### Provided records
-------------------------

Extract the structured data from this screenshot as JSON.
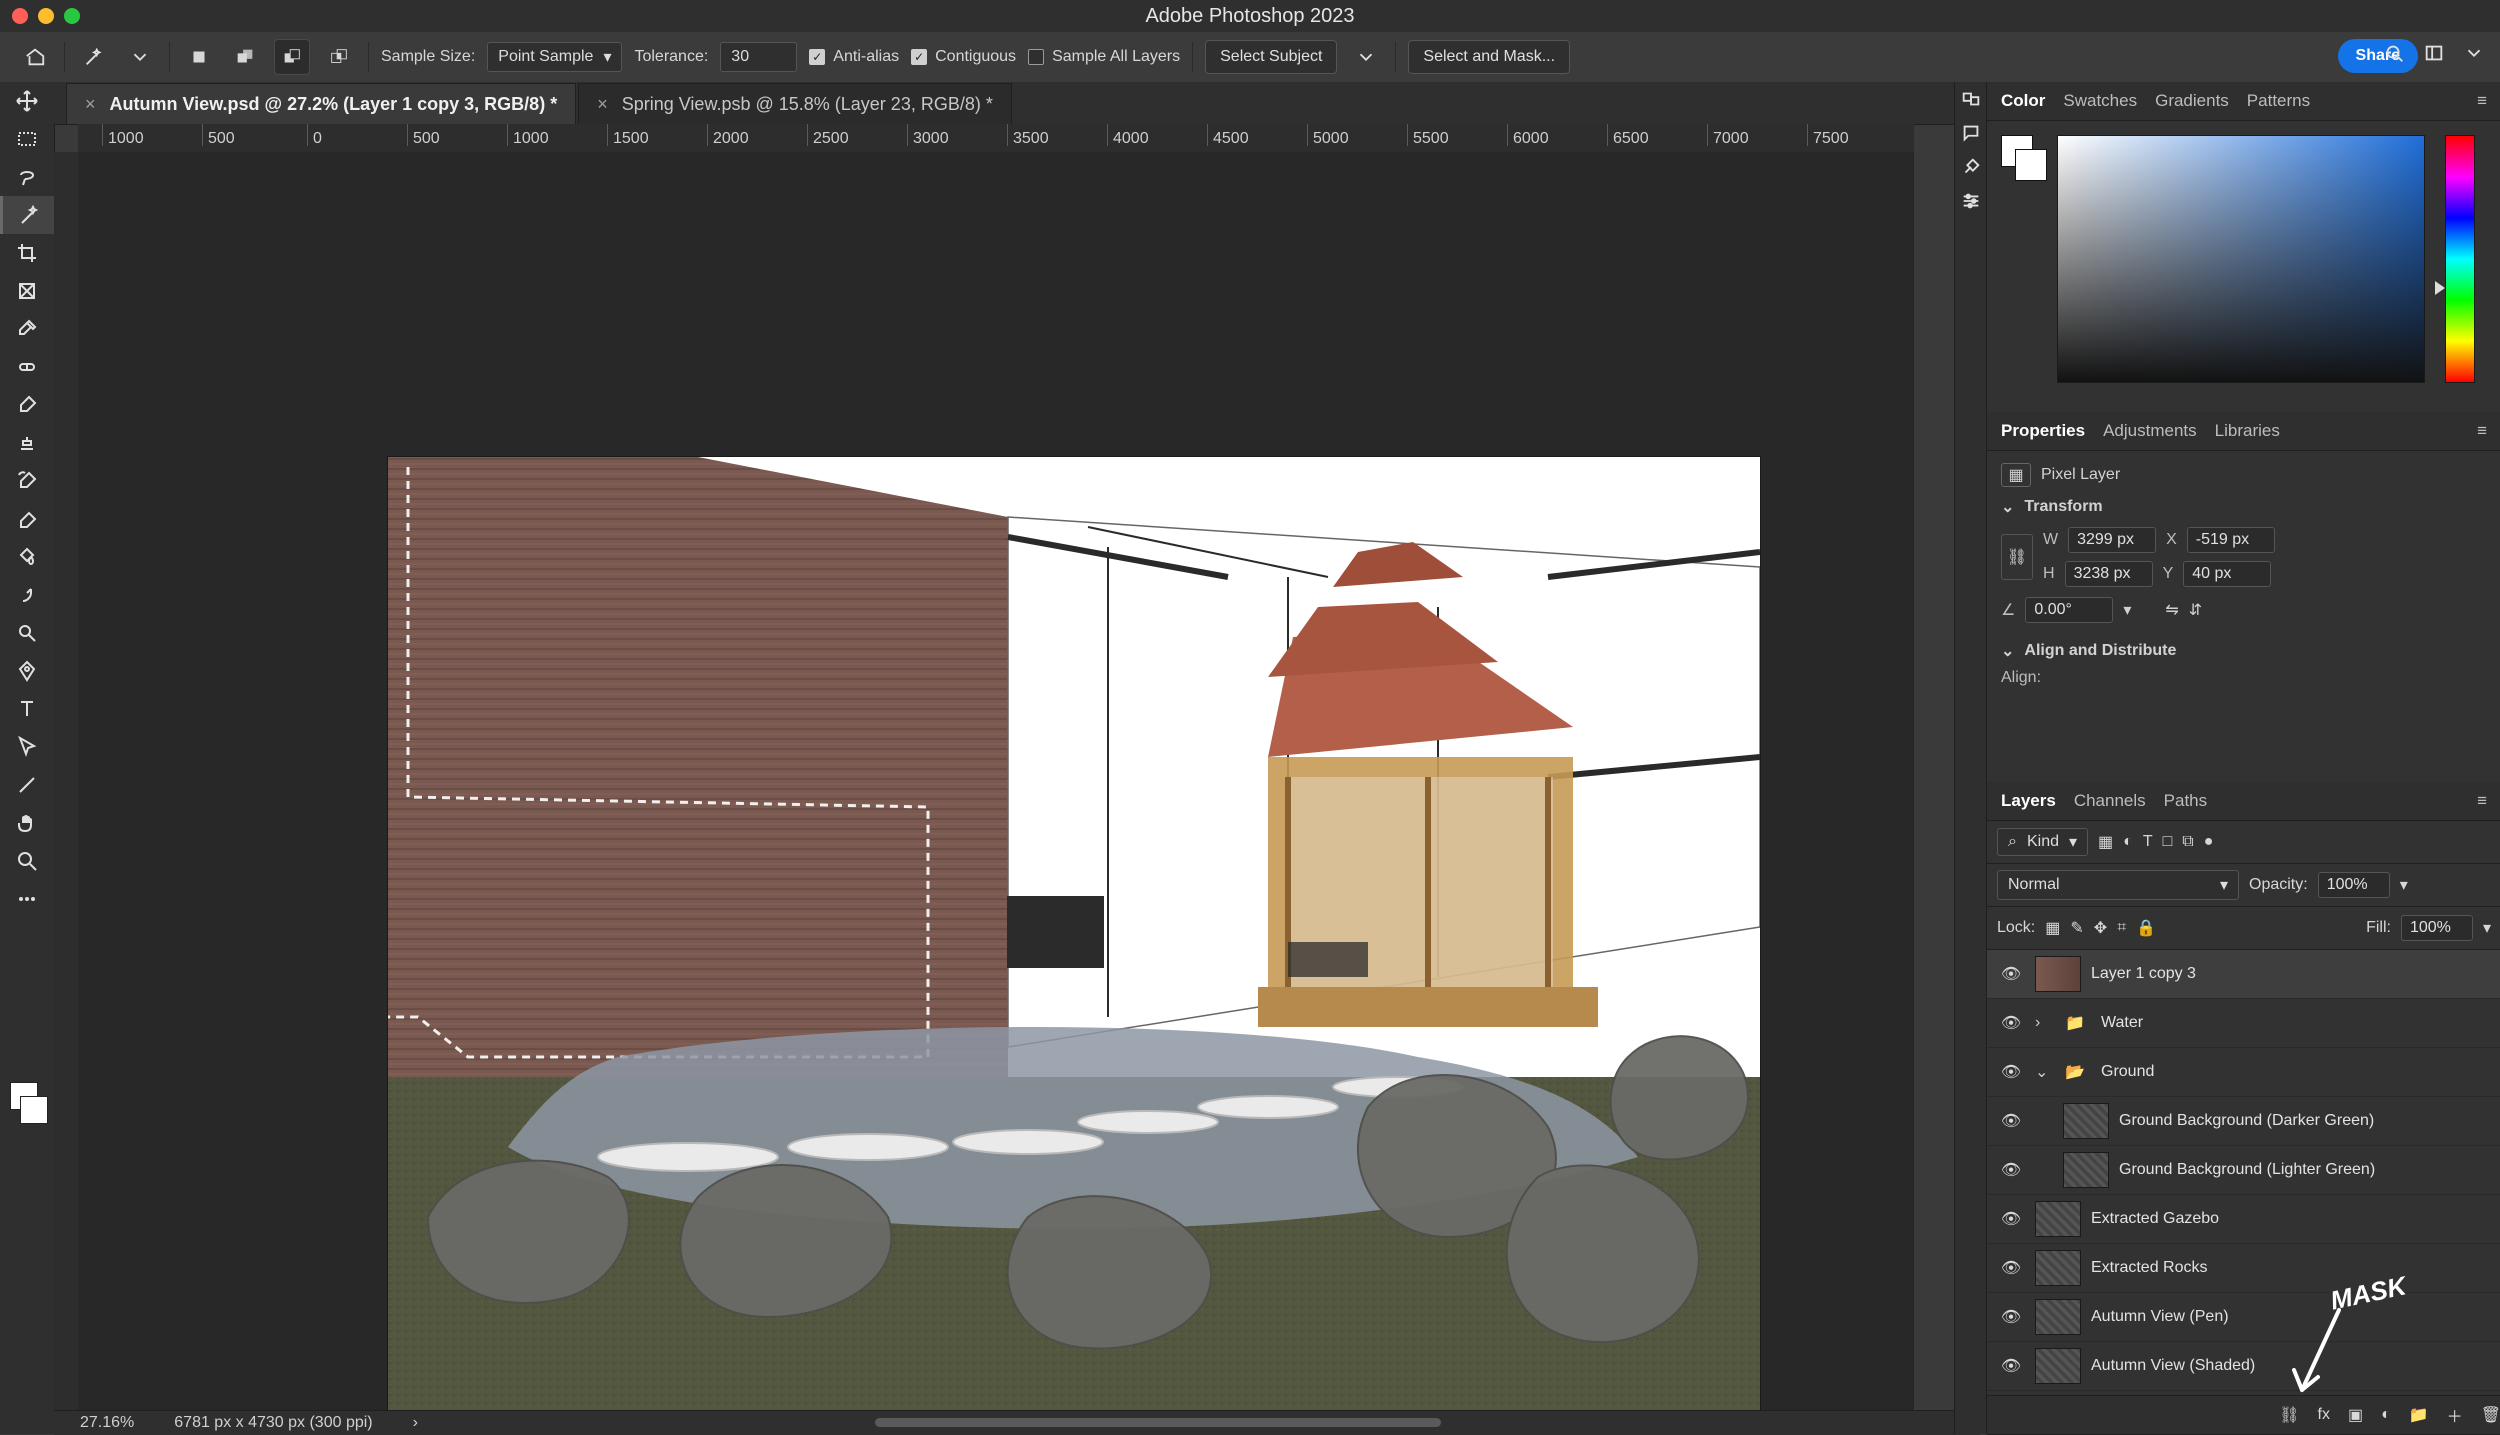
{
  "window": {
    "title": "Adobe Photoshop 2023"
  },
  "options_bar": {
    "sample_size_label": "Sample Size:",
    "sample_size_value": "Point Sample",
    "tolerance_label": "Tolerance:",
    "tolerance_value": "30",
    "anti_alias_label": "Anti-alias",
    "contiguous_label": "Contiguous",
    "sample_all_layers_label": "Sample All Layers",
    "select_subject_label": "Select Subject",
    "select_and_mask_label": "Select and Mask...",
    "share_label": "Share"
  },
  "tabs": [
    {
      "label": "Autumn View.psd @ 27.2% (Layer 1 copy 3, RGB/8) *",
      "active": true
    },
    {
      "label": "Spring View.psb @ 15.8% (Layer 23, RGB/8) *",
      "active": false
    }
  ],
  "ruler_top_labels": [
    "1000",
    "500",
    "0",
    "500",
    "1000",
    "1500",
    "2000",
    "2500",
    "3000",
    "3500",
    "4000",
    "4500",
    "5000",
    "5500",
    "6000",
    "6500",
    "7000",
    "7500"
  ],
  "status": {
    "zoom": "27.16%",
    "doc_info": "6781 px x 4730 px (300 ppi)"
  },
  "color_panel": {
    "tabs": [
      "Color",
      "Swatches",
      "Gradients",
      "Patterns"
    ]
  },
  "properties_panel": {
    "tabs": [
      "Properties",
      "Adjustments",
      "Libraries"
    ],
    "layer_type": "Pixel Layer",
    "transform_title": "Transform",
    "w": "3299 px",
    "h": "3238 px",
    "x": "-519 px",
    "y": "40 px",
    "angle": "0.00°",
    "align_title": "Align and Distribute",
    "align_label": "Align:"
  },
  "layers_panel": {
    "tabs": [
      "Layers",
      "Channels",
      "Paths"
    ],
    "filter_label": "Kind",
    "blend_mode": "Normal",
    "opacity_label": "Opacity:",
    "opacity_value": "100%",
    "lock_label": "Lock:",
    "fill_label": "Fill:",
    "fill_value": "100%",
    "layers": [
      {
        "name": "Layer 1 copy 3",
        "type": "pixel",
        "active": true,
        "thumb": "brick"
      },
      {
        "name": "Water",
        "type": "group",
        "expanded": false
      },
      {
        "name": "Ground",
        "type": "group",
        "expanded": true
      },
      {
        "name": "Ground Background (Darker Green)",
        "type": "pixel",
        "indent": true
      },
      {
        "name": "Ground Background (Lighter Green)",
        "type": "pixel",
        "indent": true
      },
      {
        "name": "Extracted Gazebo",
        "type": "pixel"
      },
      {
        "name": "Extracted Rocks",
        "type": "pixel"
      },
      {
        "name": "Autumn View (Pen)",
        "type": "pixel"
      },
      {
        "name": "Autumn View (Shaded)",
        "type": "pixel"
      }
    ],
    "annotation": "MASK"
  }
}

-------------------------

### Set exercise
Would you mind returning each entry above word for word, skipping the images?

### Task result
Extract the structured data from this screenshot as JSON.
{
  "window": {
    "title": "Adobe Photoshop 2023"
  },
  "options_bar": {
    "sample_size_label": "Sample Size:",
    "sample_size_value": "Point Sample",
    "tolerance_label": "Tolerance:",
    "tolerance_value": "30",
    "anti_alias_label": "Anti-alias",
    "contiguous_label": "Contiguous",
    "sample_all_layers_label": "Sample All Layers",
    "select_subject_label": "Select Subject",
    "select_and_mask_label": "Select and Mask...",
    "share_label": "Share"
  },
  "tabs": [
    {
      "label": "Autumn View.psd @ 27.2% (Layer 1 copy 3, RGB/8) *",
      "active": true
    },
    {
      "label": "Spring View.psb @ 15.8% (Layer 23, RGB/8) *",
      "active": false
    }
  ],
  "ruler_top_labels": [
    "1000",
    "500",
    "0",
    "500",
    "1000",
    "1500",
    "2000",
    "2500",
    "3000",
    "3500",
    "4000",
    "4500",
    "5000",
    "5500",
    "6000",
    "6500",
    "7000",
    "7500"
  ],
  "status": {
    "zoom": "27.16%",
    "doc_info": "6781 px x 4730 px (300 ppi)"
  },
  "color_panel": {
    "tabs": [
      "Color",
      "Swatches",
      "Gradients",
      "Patterns"
    ]
  },
  "properties_panel": {
    "tabs": [
      "Properties",
      "Adjustments",
      "Libraries"
    ],
    "layer_type": "Pixel Layer",
    "transform_title": "Transform",
    "w": "3299 px",
    "h": "3238 px",
    "x": "-519 px",
    "y": "40 px",
    "angle": "0.00°",
    "align_title": "Align and Distribute",
    "align_label": "Align:"
  },
  "layers_panel": {
    "tabs": [
      "Layers",
      "Channels",
      "Paths"
    ],
    "filter_label": "Kind",
    "blend_mode": "Normal",
    "opacity_label": "Opacity:",
    "opacity_value": "100%",
    "lock_label": "Lock:",
    "fill_label": "Fill:",
    "fill_value": "100%",
    "layers": [
      {
        "name": "Layer 1 copy 3",
        "type": "pixel",
        "active": true,
        "thumb": "brick"
      },
      {
        "name": "Water",
        "type": "group",
        "expanded": false
      },
      {
        "name": "Ground",
        "type": "group",
        "expanded": true
      },
      {
        "name": "Ground Background (Darker Green)",
        "type": "pixel",
        "indent": true
      },
      {
        "name": "Ground Background (Lighter Green)",
        "type": "pixel",
        "indent": true
      },
      {
        "name": "Extracted Gazebo",
        "type": "pixel"
      },
      {
        "name": "Extracted Rocks",
        "type": "pixel"
      },
      {
        "name": "Autumn View (Pen)",
        "type": "pixel"
      },
      {
        "name": "Autumn View (Shaded)",
        "type": "pixel"
      }
    ],
    "annotation": "MASK"
  }
}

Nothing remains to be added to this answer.